SET TASK — Transcribe the listing word for word.

TASK DATA —
........
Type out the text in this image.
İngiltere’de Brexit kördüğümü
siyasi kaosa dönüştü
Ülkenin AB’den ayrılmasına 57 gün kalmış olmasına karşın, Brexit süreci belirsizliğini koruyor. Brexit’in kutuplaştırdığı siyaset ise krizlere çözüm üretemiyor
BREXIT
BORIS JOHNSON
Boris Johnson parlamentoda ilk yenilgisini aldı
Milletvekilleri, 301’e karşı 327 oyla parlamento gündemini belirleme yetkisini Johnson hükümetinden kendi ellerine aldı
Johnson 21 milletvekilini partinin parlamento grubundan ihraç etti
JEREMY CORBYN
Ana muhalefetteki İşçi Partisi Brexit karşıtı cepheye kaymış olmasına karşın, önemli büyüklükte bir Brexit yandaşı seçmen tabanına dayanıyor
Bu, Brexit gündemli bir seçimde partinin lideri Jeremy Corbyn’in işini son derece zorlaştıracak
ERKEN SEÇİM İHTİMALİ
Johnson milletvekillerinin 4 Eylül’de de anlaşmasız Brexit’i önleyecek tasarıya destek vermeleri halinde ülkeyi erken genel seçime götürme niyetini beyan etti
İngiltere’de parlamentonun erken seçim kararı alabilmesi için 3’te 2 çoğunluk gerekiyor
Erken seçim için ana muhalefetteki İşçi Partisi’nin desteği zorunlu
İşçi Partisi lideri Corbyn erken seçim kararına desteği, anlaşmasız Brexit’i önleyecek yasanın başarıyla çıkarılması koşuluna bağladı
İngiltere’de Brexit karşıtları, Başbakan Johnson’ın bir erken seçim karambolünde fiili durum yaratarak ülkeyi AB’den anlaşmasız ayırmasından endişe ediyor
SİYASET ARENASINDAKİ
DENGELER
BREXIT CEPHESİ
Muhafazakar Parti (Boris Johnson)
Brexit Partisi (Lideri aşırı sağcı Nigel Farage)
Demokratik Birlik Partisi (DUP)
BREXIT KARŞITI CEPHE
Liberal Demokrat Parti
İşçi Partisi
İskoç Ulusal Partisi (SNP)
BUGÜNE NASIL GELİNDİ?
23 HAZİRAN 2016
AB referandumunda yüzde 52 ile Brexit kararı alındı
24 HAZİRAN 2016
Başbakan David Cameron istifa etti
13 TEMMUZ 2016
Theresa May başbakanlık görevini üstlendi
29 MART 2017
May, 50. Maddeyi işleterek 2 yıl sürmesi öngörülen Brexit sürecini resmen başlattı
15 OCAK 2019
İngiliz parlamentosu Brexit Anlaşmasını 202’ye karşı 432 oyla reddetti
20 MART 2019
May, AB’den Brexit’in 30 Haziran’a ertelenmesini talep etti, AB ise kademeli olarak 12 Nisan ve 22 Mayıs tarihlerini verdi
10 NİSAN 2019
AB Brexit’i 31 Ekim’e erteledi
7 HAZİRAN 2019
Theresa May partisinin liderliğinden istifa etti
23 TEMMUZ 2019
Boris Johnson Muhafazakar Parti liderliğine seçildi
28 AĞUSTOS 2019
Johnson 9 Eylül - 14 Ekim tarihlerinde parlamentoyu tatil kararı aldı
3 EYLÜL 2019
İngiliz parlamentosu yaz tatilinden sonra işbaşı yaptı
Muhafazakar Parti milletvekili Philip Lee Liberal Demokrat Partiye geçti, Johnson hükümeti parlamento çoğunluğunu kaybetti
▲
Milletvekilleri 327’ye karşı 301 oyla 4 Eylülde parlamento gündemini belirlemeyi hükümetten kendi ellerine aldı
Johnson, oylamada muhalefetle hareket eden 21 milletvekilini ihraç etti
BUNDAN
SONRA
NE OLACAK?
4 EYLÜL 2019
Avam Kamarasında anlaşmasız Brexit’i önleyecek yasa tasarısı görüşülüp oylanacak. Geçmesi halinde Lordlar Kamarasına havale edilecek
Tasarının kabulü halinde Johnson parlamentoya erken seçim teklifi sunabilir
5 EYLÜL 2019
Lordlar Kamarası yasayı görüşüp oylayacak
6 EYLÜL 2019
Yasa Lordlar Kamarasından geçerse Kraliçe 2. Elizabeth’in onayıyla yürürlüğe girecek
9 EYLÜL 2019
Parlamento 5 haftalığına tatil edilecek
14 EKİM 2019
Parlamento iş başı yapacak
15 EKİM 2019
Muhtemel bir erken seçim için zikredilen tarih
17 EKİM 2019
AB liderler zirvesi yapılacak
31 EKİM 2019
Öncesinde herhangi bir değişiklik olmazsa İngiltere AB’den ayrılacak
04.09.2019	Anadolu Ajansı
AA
........
ANSWER TO THE PROBLEM —
Type out the text in this image.
İngiltere’de Brexit kördüğümü
siyasi kaosa dönüştü
Ülkenin AB’den ayrılmasına 57 gün kalmış olmasına karşın, Brexit süreci belirsizliğini koruyor. Brexit’in kutuplaştırdığı siyaset ise krizlere çözüm üretemiyor
BREXIT
BORIS JOHNSON
Boris Johnson parlamentoda ilk yenilgisini aldı
Milletvekilleri, 301’e karşı 327 oyla parlamento gündemini belirleme yetkisini Johnson hükümetinden kendi ellerine aldı
Johnson 21 milletvekilini partinin parlamento grubundan ihraç etti
JEREMY CORBYN
Ana muhalefetteki İşçi Partisi Brexit karşıtı cepheye kaymış olmasına karşın, önemli büyüklükte bir Brexit yandaşı seçmen tabanına dayanıyor
Bu, Brexit gündemli bir seçimde partinin lideri Jeremy Corbyn’in işini son derece zorlaştıracak
ERKEN SEÇİM İHTİMALİ
Johnson milletvekillerinin 4 Eylül’de de anlaşmasız Brexit’i önleyecek tasarıya destek vermeleri halinde ülkeyi erken genel seçime götürme niyetini beyan etti
İngiltere’de parlamentonun erken seçim kararı alabilmesi için 3’te 2 çoğunluk gerekiyor
Erken seçim için ana muhalefetteki İşçi Partisi’nin desteği zorunlu
İşçi Partisi lideri Corbyn erken seçim kararına desteği, anlaşmasız Brexit’i önleyecek yasanın başarıyla çıkarılması koşuluna bağladı
İngiltere’de Brexit karşıtları, Başbakan Johnson’ın bir erken seçim karambolünde fiili durum yaratarak ülkeyi AB’den anlaşmasız ayırmasından endişe ediyor
SİYASET ARENASINDAKİ
DENGELER
BREXIT CEPHESİ
Muhafazakar Parti (Boris Johnson)
Brexit Partisi (Lideri aşırı sağcı Nigel Farage)
Demokratik Birlik Partisi (DUP)
BREXIT KARŞITI CEPHE
Liberal Demokrat Parti
İşçi Partisi
İskoç Ulusal Partisi (SNP)
BUGÜNE NASIL GELİNDİ?
23 HAZİRAN 2016
AB referandumunda yüzde 52 ile Brexit kararı alındı
24 HAZİRAN 2016
Başbakan David Cameron istifa etti
13 TEMMUZ 2016
Theresa May başbakanlık görevini üstlendi
29 MART 2017
May, 50. Maddeyi işleterek 2 yıl sürmesi öngörülen Brexit sürecini resmen başlattı
15 OCAK 2019
İngiliz parlamentosu Brexit Anlaşmasını 202’ye karşı 432 oyla reddetti
20 MART 2019
May, AB’den Brexit’in 30 Haziran’a ertelenmesini talep etti, AB ise kademeli olarak 12 Nisan ve 22 Mayıs tarihlerini verdi
10 NİSAN 2019
AB Brexit’i 31 Ekim’e erteledi
7 HAZİRAN 2019
Theresa May partisinin liderliğinden istifa etti
23 TEMMUZ 2019
Boris Johnson Muhafazakar Parti liderliğine seçildi
28 AĞUSTOS 2019
Johnson 9 Eylül - 14 Ekim tarihlerinde parlamentoyu tatil kararı aldı
3 EYLÜL 2019
İngiliz parlamentosu yaz tatilinden sonra işbaşı yaptı
Muhafazakar Parti milletvekili Philip Lee Liberal Demokrat Partiye geçti, Johnson hükümeti parlamento çoğunluğunu kaybetti
▲
Milletvekilleri 327’ye karşı 301 oyla 4 Eylülde parlamento gündemini belirlemeyi hükümetten kendi ellerine aldı
Johnson, oylamada muhalefetle hareket eden 21 milletvekilini ihraç etti
BUNDAN
SONRA
NE OLACAK?
4 EYLÜL 2019
Avam Kamarasında anlaşmasız Brexit’i önleyecek yasa tasarısı görüşülüp oylanacak. Geçmesi halinde Lordlar Kamarasına havale edilecek
Tasarının kabulü halinde Johnson parlamentoya erken seçim teklifi sunabilir
5 EYLÜL 2019
Lordlar Kamarası yasayı görüşüp oylayacak
6 EYLÜL 2019
Yasa Lordlar Kamarasından geçerse Kraliçe 2. Elizabeth’in onayıyla yürürlüğe girecek
9 EYLÜL 2019
Parlamento 5 haftalığına tatil edilecek
14 EKİM 2019
Parlamento iş başı yapacak
15 EKİM 2019
Muhtemel bir erken seçim için zikredilen tarih
17 EKİM 2019
AB liderler zirvesi yapılacak
31 EKİM 2019
Öncesinde herhangi bir değişiklik olmazsa İngiltere AB’den ayrılacak
04.09.2019	Anadolu Ajansı
AA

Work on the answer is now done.